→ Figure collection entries
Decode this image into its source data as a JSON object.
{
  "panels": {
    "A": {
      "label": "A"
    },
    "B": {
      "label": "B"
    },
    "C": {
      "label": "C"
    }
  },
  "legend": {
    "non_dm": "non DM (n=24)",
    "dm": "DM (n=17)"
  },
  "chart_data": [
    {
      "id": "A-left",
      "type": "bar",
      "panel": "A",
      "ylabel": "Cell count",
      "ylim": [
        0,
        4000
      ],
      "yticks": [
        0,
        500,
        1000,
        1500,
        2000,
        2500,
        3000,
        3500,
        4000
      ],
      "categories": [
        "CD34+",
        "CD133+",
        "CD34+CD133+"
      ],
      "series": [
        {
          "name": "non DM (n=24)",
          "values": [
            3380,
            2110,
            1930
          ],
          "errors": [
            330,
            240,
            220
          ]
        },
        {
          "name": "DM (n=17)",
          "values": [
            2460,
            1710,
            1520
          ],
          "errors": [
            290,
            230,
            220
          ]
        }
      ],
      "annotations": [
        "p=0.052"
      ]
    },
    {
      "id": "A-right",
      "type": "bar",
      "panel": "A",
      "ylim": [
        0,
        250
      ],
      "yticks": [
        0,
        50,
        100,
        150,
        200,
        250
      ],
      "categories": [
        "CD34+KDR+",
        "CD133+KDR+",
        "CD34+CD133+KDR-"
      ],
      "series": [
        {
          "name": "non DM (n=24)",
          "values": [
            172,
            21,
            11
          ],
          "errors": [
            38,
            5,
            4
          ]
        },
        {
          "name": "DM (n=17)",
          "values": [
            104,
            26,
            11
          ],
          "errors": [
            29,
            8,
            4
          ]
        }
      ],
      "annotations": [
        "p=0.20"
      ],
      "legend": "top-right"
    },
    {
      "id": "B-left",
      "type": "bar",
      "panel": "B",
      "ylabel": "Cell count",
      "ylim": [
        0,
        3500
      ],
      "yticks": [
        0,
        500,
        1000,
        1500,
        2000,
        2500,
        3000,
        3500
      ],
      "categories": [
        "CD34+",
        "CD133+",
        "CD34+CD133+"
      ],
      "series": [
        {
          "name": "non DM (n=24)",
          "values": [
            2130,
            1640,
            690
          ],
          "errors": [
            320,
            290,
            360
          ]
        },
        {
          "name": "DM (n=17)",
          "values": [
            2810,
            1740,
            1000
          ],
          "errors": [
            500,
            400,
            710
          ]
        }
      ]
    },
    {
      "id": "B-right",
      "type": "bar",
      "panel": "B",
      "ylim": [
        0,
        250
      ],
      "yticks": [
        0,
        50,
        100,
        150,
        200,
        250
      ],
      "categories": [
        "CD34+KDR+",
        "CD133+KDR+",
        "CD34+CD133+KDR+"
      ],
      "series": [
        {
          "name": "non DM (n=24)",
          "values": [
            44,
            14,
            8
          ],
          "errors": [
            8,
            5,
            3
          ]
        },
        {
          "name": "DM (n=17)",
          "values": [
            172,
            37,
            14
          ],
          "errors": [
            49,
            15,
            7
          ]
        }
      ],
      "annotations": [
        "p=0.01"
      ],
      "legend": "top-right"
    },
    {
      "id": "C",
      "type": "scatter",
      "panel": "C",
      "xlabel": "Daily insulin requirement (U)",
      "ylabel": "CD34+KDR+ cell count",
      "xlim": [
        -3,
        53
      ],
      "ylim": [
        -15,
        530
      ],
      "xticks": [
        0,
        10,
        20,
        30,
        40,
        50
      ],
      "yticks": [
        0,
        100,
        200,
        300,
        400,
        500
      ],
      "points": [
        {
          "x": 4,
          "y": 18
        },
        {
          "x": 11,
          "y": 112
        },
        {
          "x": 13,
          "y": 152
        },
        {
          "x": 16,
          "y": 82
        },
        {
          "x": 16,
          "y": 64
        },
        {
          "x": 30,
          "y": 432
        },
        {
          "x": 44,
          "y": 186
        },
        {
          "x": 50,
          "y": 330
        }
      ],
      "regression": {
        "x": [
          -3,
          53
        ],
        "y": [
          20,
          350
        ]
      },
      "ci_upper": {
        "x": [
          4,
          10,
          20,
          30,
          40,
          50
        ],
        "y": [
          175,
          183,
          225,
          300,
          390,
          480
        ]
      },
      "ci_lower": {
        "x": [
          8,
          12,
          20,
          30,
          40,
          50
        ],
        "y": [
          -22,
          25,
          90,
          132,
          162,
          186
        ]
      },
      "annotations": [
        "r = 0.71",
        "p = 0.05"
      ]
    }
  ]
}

→ Task description
Output the records verbatim, from the first line to the last.

→ Task result
Decode this image into its source data as a JSON object.
{
  "panels": {
    "A": {
      "label": "A"
    },
    "B": {
      "label": "B"
    },
    "C": {
      "label": "C"
    }
  },
  "legend": {
    "non_dm": "non DM (n=24)",
    "dm": "DM (n=17)"
  },
  "chart_data": [
    {
      "id": "A-left",
      "type": "bar",
      "panel": "A",
      "ylabel": "Cell count",
      "ylim": [
        0,
        4000
      ],
      "yticks": [
        0,
        500,
        1000,
        1500,
        2000,
        2500,
        3000,
        3500,
        4000
      ],
      "categories": [
        "CD34+",
        "CD133+",
        "CD34+CD133+"
      ],
      "series": [
        {
          "name": "non DM (n=24)",
          "values": [
            3380,
            2110,
            1930
          ],
          "errors": [
            330,
            240,
            220
          ]
        },
        {
          "name": "DM (n=17)",
          "values": [
            2460,
            1710,
            1520
          ],
          "errors": [
            290,
            230,
            220
          ]
        }
      ],
      "annotations": [
        "p=0.052"
      ]
    },
    {
      "id": "A-right",
      "type": "bar",
      "panel": "A",
      "ylim": [
        0,
        250
      ],
      "yticks": [
        0,
        50,
        100,
        150,
        200,
        250
      ],
      "categories": [
        "CD34+KDR+",
        "CD133+KDR+",
        "CD34+CD133+KDR-"
      ],
      "series": [
        {
          "name": "non DM (n=24)",
          "values": [
            172,
            21,
            11
          ],
          "errors": [
            38,
            5,
            4
          ]
        },
        {
          "name": "DM (n=17)",
          "values": [
            104,
            26,
            11
          ],
          "errors": [
            29,
            8,
            4
          ]
        }
      ],
      "annotations": [
        "p=0.20"
      ],
      "legend": "top-right"
    },
    {
      "id": "B-left",
      "type": "bar",
      "panel": "B",
      "ylabel": "Cell count",
      "ylim": [
        0,
        3500
      ],
      "yticks": [
        0,
        500,
        1000,
        1500,
        2000,
        2500,
        3000,
        3500
      ],
      "categories": [
        "CD34+",
        "CD133+",
        "CD34+CD133+"
      ],
      "series": [
        {
          "name": "non DM (n=24)",
          "values": [
            2130,
            1640,
            690
          ],
          "errors": [
            320,
            290,
            360
          ]
        },
        {
          "name": "DM (n=17)",
          "values": [
            2810,
            1740,
            1000
          ],
          "errors": [
            500,
            400,
            710
          ]
        }
      ]
    },
    {
      "id": "B-right",
      "type": "bar",
      "panel": "B",
      "ylim": [
        0,
        250
      ],
      "yticks": [
        0,
        50,
        100,
        150,
        200,
        250
      ],
      "categories": [
        "CD34+KDR+",
        "CD133+KDR+",
        "CD34+CD133+KDR+"
      ],
      "series": [
        {
          "name": "non DM (n=24)",
          "values": [
            44,
            14,
            8
          ],
          "errors": [
            8,
            5,
            3
          ]
        },
        {
          "name": "DM (n=17)",
          "values": [
            172,
            37,
            14
          ],
          "errors": [
            49,
            15,
            7
          ]
        }
      ],
      "annotations": [
        "p=0.01"
      ],
      "legend": "top-right"
    },
    {
      "id": "C",
      "type": "scatter",
      "panel": "C",
      "xlabel": "Daily insulin requirement (U)",
      "ylabel": "CD34+KDR+ cell count",
      "xlim": [
        -3,
        53
      ],
      "ylim": [
        -15,
        530
      ],
      "xticks": [
        0,
        10,
        20,
        30,
        40,
        50
      ],
      "yticks": [
        0,
        100,
        200,
        300,
        400,
        500
      ],
      "points": [
        {
          "x": 4,
          "y": 18
        },
        {
          "x": 11,
          "y": 112
        },
        {
          "x": 13,
          "y": 152
        },
        {
          "x": 16,
          "y": 82
        },
        {
          "x": 16,
          "y": 64
        },
        {
          "x": 30,
          "y": 432
        },
        {
          "x": 44,
          "y": 186
        },
        {
          "x": 50,
          "y": 330
        }
      ],
      "regression": {
        "x": [
          -3,
          53
        ],
        "y": [
          20,
          350
        ]
      },
      "ci_upper": {
        "x": [
          4,
          10,
          20,
          30,
          40,
          50
        ],
        "y": [
          175,
          183,
          225,
          300,
          390,
          480
        ]
      },
      "ci_lower": {
        "x": [
          8,
          12,
          20,
          30,
          40,
          50
        ],
        "y": [
          -22,
          25,
          90,
          132,
          162,
          186
        ]
      },
      "annotations": [
        "r = 0.71",
        "p = 0.05"
      ]
    }
  ]
}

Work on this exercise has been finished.